■ Task statement ■
Only the number is needed: how many lines of the records include "frac"?

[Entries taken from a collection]
# # # # #

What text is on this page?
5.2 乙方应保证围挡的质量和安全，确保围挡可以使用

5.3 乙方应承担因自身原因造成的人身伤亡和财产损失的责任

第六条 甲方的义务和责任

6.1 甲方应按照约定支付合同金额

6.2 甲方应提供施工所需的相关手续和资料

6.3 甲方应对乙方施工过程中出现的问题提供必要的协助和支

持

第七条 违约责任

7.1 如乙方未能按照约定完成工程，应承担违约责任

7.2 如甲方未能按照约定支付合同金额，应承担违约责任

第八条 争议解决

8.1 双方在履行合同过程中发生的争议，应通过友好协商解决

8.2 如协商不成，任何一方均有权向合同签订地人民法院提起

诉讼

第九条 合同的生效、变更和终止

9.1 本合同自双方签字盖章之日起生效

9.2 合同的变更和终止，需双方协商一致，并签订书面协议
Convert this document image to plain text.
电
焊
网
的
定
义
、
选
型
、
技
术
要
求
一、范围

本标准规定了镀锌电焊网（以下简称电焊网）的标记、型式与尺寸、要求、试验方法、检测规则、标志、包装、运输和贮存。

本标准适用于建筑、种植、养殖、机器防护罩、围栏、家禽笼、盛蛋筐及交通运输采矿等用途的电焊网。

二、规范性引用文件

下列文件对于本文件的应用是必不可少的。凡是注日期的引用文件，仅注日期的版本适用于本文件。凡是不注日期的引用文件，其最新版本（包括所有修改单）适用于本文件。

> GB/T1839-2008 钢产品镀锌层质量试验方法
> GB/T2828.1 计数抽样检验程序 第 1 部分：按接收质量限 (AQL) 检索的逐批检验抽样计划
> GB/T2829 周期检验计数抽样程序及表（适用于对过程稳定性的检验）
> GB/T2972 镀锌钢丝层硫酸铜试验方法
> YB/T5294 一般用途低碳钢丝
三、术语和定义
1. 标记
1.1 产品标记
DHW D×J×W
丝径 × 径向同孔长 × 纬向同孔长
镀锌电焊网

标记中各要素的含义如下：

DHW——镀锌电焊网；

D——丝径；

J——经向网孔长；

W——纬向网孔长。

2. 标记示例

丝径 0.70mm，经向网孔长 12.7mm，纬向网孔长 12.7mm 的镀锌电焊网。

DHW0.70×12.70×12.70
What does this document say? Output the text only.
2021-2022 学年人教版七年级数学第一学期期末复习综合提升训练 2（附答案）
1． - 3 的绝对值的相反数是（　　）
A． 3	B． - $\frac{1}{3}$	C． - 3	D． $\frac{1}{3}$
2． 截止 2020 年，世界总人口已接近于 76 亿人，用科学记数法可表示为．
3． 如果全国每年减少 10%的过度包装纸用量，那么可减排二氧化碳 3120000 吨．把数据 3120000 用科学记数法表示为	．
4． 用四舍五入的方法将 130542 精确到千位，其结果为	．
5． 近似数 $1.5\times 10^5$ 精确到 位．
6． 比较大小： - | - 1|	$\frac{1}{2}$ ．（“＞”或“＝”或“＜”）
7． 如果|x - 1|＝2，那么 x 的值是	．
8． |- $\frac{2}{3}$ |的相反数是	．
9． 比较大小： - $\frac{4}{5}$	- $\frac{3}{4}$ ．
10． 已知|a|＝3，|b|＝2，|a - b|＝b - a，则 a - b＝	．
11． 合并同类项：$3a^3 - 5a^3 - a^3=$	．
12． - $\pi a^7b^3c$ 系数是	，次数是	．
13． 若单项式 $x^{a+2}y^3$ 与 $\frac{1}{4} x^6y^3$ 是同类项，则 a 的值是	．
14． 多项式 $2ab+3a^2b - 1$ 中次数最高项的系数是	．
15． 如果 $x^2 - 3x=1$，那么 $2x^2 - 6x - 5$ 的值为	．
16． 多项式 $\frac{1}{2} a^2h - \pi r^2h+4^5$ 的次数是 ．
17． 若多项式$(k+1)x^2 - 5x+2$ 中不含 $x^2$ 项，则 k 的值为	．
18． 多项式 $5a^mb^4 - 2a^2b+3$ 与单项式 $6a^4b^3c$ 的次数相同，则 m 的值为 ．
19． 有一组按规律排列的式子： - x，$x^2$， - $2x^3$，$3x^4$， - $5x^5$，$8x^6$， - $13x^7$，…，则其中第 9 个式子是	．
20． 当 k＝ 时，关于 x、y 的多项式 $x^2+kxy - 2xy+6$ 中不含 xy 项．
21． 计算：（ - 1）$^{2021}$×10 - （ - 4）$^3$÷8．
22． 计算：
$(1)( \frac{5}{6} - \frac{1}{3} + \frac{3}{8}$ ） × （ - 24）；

# # # # #

■ Answer to the exercise ■
7